(Entries with figure data)
%%
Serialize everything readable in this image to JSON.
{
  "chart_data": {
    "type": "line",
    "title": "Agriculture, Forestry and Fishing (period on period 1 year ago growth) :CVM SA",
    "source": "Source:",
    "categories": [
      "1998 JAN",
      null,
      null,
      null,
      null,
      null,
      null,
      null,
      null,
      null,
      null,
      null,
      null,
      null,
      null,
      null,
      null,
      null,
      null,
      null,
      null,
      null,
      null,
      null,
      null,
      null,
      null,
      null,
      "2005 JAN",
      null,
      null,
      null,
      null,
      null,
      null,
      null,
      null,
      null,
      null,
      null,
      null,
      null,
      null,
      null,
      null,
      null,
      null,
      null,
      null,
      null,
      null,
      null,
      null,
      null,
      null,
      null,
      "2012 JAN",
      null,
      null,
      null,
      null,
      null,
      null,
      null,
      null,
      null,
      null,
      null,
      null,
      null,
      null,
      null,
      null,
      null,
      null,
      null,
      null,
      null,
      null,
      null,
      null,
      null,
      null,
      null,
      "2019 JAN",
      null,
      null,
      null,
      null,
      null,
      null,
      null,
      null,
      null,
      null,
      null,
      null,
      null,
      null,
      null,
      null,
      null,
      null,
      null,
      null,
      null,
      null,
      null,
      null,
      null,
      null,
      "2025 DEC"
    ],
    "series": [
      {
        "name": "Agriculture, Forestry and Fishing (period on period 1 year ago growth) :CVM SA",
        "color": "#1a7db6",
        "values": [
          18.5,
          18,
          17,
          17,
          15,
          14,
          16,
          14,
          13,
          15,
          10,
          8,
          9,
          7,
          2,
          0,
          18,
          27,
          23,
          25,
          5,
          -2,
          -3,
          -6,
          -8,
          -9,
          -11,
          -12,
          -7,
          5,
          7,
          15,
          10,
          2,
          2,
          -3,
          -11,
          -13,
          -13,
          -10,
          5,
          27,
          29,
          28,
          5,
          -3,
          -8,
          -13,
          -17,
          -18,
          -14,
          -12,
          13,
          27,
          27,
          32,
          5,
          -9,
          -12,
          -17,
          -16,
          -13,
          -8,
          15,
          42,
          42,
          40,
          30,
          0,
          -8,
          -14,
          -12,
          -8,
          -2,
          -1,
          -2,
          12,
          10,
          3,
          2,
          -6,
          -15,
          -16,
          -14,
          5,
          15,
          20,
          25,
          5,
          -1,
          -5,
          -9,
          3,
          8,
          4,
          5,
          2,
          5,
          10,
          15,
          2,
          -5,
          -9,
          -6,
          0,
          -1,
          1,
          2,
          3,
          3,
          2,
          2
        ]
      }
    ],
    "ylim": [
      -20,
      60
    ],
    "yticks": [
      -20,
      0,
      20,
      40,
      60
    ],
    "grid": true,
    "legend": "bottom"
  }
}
%%
--- EXERCISE AIM ---
Filter the records down to the lines that contain the string "Forestry", and copy those lines.

--- SOLUTION TO THIS TASK ---
    "title": "Agriculture, Forestry and Fishing (period on period 1 year ago growth) :CVM SA",
        "name": "Agriculture, Forestry and Fishing (period on period 1 year ago growth) :CVM SA",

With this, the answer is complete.